*Directions*
Report only the number of lines that hold the word "Noble".
----
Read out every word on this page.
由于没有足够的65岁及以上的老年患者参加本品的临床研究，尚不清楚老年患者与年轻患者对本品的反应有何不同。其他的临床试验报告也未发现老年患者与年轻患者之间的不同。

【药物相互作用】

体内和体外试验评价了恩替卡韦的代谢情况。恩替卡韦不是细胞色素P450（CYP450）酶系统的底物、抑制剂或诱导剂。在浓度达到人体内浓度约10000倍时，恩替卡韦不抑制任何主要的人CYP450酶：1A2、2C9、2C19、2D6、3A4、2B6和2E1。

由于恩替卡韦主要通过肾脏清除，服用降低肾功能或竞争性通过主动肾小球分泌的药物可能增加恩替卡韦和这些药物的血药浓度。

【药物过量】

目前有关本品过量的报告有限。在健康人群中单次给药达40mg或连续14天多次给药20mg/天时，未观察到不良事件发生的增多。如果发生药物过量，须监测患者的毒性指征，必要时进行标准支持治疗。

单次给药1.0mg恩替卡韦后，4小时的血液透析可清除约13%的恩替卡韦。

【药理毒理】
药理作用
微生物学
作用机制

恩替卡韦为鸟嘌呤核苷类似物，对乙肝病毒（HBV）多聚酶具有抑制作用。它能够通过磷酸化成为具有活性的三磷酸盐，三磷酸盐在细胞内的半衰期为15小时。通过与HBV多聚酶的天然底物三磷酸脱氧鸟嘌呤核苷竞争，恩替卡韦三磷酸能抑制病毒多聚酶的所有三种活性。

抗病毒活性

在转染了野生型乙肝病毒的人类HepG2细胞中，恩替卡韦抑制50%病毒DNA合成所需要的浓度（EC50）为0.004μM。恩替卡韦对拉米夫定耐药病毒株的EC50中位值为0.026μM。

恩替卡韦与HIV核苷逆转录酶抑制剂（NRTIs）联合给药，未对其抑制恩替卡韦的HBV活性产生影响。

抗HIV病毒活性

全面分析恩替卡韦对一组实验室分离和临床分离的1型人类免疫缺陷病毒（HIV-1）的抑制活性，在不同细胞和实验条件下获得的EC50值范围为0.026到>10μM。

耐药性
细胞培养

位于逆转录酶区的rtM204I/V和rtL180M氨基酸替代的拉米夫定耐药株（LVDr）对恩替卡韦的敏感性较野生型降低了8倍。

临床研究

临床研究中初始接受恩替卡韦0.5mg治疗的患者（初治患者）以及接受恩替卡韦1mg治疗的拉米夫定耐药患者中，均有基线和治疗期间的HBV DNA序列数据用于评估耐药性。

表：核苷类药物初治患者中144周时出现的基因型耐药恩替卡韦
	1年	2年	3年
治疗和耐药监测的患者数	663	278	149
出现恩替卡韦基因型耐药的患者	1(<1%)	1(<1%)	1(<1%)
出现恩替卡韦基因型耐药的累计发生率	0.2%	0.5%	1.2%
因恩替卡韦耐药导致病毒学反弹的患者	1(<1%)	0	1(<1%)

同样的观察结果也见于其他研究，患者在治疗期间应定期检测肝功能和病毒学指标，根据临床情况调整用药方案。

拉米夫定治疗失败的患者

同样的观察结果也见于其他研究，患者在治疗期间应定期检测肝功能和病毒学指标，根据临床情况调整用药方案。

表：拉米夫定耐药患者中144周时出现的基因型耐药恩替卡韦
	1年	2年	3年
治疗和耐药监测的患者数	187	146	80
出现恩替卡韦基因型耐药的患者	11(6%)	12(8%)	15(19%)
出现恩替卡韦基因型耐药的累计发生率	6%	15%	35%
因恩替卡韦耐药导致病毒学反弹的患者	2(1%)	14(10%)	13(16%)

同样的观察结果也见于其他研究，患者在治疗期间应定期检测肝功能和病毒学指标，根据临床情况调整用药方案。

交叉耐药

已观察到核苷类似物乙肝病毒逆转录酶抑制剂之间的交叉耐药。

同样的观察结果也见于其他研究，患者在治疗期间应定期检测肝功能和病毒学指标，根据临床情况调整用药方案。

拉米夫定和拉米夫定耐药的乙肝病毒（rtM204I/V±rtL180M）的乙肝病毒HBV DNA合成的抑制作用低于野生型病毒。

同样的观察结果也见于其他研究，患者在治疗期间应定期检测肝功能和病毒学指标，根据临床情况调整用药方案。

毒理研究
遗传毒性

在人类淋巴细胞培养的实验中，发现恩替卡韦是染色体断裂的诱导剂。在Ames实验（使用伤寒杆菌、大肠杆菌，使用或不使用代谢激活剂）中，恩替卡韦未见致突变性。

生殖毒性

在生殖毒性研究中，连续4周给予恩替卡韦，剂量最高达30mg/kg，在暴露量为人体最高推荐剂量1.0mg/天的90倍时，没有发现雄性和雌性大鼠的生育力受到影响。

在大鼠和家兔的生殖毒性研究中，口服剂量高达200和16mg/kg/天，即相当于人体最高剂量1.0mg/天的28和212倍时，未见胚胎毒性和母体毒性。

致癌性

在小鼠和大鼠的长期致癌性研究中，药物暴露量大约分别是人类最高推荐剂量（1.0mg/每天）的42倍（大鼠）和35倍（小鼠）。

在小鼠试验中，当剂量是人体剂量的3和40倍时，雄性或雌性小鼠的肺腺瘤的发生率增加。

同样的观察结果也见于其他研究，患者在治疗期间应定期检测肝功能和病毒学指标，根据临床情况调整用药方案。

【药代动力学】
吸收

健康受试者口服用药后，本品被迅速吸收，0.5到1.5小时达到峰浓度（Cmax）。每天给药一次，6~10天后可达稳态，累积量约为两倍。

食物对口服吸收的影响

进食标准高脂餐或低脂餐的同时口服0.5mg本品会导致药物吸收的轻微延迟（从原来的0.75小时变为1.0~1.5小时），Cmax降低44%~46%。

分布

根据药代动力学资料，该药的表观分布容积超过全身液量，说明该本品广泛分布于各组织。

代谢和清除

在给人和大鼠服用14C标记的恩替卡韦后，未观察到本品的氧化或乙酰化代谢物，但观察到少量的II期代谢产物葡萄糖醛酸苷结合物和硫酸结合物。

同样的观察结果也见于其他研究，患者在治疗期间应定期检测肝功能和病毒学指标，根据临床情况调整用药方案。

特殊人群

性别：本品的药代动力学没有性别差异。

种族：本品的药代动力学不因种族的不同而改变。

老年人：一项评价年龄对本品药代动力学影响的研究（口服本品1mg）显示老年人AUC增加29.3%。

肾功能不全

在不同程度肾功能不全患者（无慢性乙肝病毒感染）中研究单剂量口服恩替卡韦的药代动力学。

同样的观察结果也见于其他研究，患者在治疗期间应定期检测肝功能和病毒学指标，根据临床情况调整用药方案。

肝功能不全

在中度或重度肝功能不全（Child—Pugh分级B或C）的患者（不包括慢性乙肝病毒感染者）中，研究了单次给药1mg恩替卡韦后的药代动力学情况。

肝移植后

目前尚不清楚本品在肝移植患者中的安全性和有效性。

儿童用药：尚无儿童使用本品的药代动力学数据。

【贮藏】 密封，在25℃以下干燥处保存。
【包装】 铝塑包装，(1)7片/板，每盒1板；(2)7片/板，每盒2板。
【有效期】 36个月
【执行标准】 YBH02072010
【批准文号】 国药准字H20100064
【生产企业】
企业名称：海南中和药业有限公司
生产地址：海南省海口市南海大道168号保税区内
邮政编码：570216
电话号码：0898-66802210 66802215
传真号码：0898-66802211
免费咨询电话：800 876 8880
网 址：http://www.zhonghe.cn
----
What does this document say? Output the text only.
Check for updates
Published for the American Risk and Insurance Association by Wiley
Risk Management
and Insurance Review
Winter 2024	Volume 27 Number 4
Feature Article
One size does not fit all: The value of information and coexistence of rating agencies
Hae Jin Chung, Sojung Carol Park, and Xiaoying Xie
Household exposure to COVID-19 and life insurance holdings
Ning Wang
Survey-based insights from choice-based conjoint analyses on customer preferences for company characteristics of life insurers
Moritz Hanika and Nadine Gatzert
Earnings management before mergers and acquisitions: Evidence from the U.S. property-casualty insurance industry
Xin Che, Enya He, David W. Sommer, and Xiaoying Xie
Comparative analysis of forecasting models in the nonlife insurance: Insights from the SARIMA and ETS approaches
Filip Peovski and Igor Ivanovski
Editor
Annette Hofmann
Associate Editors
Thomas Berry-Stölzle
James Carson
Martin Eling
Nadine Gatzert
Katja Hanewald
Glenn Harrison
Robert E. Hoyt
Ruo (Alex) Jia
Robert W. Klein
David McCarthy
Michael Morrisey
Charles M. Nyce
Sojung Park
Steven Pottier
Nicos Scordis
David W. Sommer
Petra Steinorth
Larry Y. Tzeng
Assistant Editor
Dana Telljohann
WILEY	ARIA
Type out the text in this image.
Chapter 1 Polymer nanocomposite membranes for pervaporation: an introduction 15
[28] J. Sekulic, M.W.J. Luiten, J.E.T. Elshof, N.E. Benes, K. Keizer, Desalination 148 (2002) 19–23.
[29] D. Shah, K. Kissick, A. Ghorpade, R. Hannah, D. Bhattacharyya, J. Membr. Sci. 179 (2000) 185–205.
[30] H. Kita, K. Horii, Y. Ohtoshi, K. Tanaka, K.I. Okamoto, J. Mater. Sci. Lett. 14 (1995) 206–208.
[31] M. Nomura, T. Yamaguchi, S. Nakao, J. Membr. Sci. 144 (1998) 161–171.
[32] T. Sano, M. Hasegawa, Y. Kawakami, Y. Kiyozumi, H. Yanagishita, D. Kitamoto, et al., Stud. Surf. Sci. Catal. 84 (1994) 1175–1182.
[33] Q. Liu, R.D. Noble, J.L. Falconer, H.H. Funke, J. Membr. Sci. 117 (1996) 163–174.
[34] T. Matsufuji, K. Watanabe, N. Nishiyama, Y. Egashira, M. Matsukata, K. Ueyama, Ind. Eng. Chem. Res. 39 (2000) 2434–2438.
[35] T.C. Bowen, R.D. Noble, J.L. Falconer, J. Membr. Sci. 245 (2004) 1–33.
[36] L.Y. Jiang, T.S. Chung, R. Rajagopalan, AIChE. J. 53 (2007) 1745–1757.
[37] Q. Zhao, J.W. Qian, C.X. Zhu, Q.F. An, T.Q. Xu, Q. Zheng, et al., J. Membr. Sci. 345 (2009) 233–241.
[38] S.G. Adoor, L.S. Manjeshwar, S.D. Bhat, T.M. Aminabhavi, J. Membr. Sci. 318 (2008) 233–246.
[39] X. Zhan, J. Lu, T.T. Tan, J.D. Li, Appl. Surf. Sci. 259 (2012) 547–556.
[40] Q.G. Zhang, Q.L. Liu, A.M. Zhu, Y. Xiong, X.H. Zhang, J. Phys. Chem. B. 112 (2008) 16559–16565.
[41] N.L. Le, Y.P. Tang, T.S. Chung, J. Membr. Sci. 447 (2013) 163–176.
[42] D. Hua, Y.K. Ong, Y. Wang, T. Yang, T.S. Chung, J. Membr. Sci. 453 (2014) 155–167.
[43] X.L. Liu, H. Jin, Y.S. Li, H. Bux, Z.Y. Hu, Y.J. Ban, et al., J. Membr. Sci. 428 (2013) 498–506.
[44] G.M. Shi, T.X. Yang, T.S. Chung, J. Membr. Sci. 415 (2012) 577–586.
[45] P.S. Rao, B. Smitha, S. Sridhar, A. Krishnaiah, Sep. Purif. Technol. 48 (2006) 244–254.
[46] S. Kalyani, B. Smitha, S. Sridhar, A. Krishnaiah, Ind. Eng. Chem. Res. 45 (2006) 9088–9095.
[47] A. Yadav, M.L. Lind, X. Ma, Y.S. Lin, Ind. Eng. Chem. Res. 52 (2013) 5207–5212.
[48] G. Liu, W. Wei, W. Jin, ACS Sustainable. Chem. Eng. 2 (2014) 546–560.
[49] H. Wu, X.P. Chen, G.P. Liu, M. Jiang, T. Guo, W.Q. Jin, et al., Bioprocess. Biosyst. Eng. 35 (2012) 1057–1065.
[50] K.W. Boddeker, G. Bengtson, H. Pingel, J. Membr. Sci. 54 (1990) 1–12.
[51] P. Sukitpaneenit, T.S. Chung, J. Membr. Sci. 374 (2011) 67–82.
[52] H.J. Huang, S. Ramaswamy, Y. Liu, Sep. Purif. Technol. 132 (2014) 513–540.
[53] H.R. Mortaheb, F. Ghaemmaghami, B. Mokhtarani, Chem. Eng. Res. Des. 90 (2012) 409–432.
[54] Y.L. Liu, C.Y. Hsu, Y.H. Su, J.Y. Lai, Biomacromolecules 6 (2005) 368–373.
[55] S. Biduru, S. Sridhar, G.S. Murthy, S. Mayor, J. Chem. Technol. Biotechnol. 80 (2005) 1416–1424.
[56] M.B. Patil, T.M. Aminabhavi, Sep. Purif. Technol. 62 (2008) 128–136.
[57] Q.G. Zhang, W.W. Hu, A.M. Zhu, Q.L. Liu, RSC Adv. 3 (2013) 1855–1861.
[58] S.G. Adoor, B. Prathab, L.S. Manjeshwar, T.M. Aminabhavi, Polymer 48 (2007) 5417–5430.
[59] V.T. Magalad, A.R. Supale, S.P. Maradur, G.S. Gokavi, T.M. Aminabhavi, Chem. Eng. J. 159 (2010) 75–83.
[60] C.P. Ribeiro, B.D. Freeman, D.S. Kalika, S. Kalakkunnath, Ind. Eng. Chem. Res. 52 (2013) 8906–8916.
----
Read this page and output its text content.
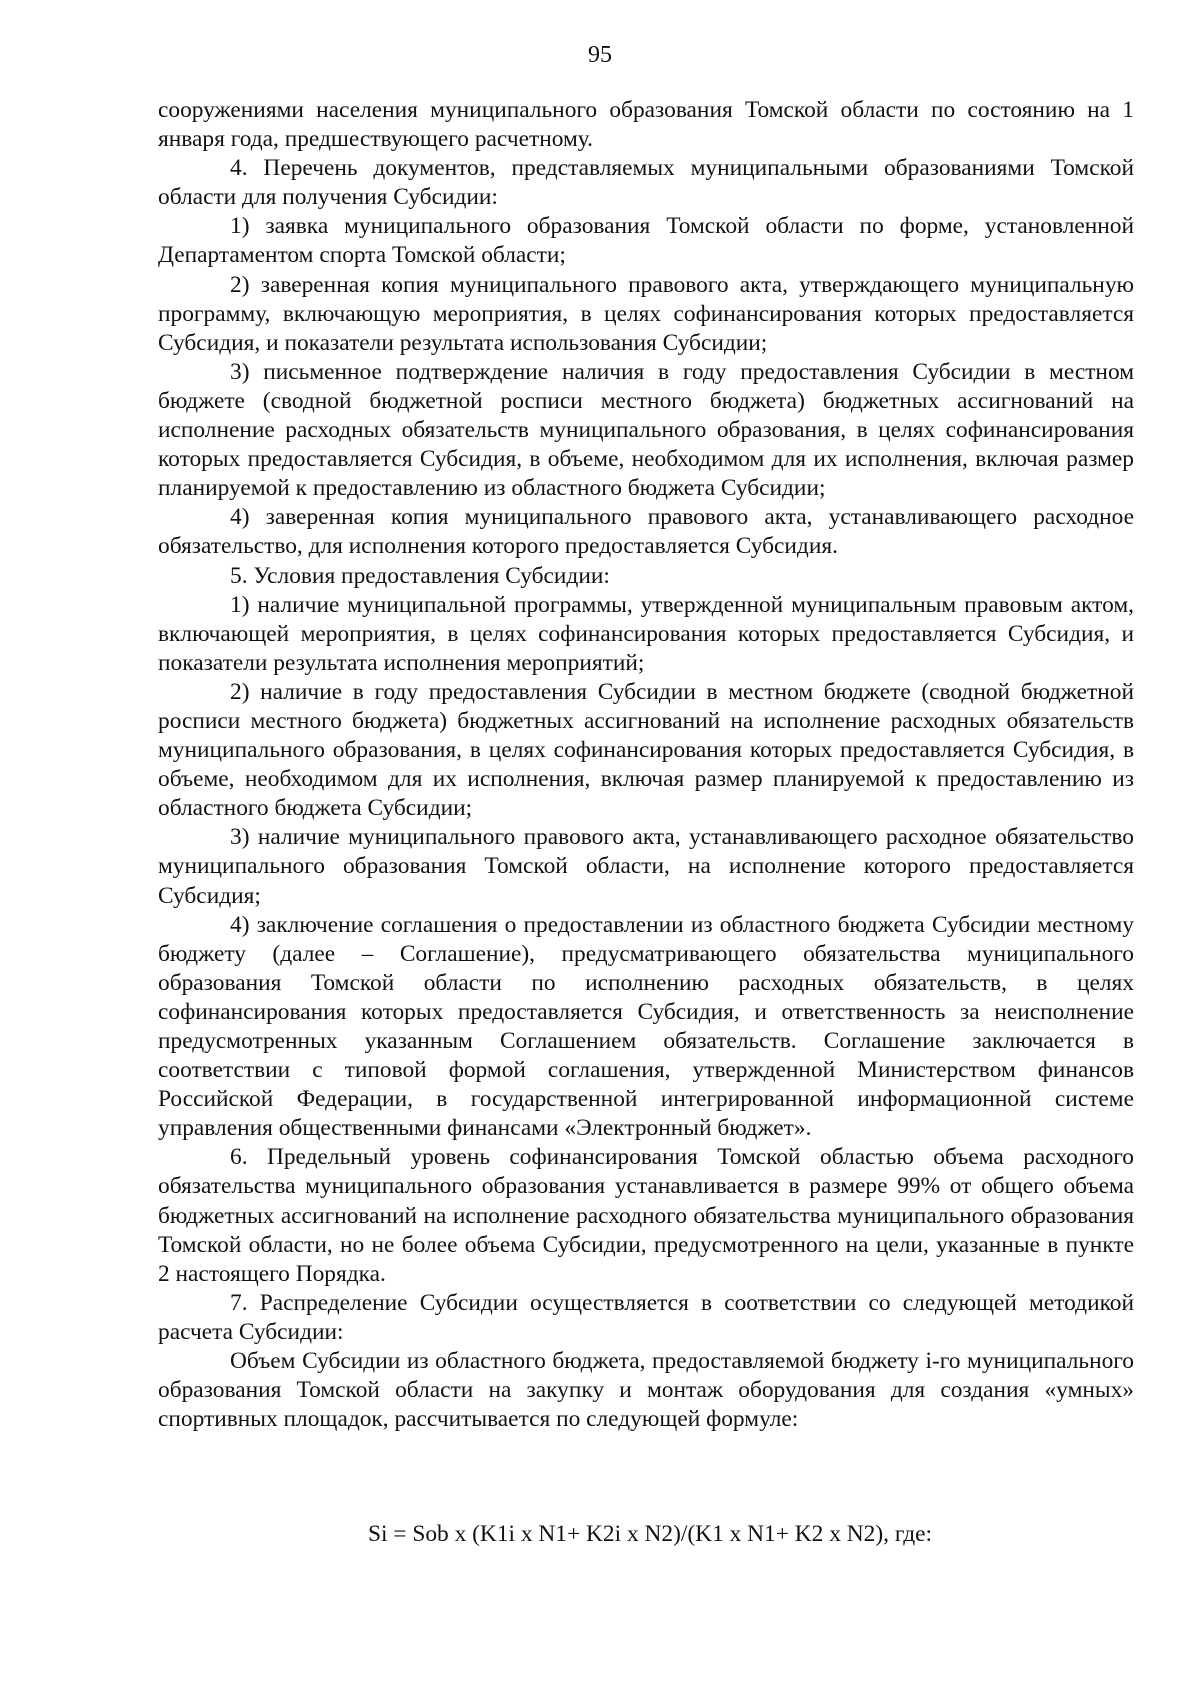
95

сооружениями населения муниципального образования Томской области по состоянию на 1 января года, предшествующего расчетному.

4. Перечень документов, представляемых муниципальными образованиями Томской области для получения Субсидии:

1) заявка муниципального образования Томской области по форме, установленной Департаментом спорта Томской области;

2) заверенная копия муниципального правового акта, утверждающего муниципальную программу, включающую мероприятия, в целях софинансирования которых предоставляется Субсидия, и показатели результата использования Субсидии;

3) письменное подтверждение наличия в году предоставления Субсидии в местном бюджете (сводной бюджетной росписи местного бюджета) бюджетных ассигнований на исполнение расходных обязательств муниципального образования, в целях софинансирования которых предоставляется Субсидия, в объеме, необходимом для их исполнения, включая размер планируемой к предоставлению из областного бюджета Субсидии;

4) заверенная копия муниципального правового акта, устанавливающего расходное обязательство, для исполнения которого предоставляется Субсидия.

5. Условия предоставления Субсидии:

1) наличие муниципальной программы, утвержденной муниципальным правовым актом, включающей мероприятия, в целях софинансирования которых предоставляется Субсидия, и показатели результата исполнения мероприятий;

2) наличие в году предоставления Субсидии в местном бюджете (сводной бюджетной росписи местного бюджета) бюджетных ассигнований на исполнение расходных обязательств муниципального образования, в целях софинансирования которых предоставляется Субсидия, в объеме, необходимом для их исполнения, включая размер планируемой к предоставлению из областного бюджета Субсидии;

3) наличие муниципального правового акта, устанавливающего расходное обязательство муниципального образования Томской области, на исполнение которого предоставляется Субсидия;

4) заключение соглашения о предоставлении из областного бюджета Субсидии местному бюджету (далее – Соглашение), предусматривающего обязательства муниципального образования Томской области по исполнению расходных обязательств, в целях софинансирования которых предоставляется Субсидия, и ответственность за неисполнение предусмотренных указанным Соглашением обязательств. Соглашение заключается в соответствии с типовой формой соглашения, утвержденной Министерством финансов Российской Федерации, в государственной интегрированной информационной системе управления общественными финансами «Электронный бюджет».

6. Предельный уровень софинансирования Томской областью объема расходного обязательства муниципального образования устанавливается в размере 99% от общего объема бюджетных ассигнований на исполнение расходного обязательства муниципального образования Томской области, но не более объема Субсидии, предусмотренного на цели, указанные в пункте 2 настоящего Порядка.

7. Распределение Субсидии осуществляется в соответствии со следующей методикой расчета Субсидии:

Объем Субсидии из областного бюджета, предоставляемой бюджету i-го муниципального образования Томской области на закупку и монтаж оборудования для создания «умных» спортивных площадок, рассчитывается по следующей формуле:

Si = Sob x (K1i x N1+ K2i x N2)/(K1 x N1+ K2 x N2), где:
----
*Result for this task*
2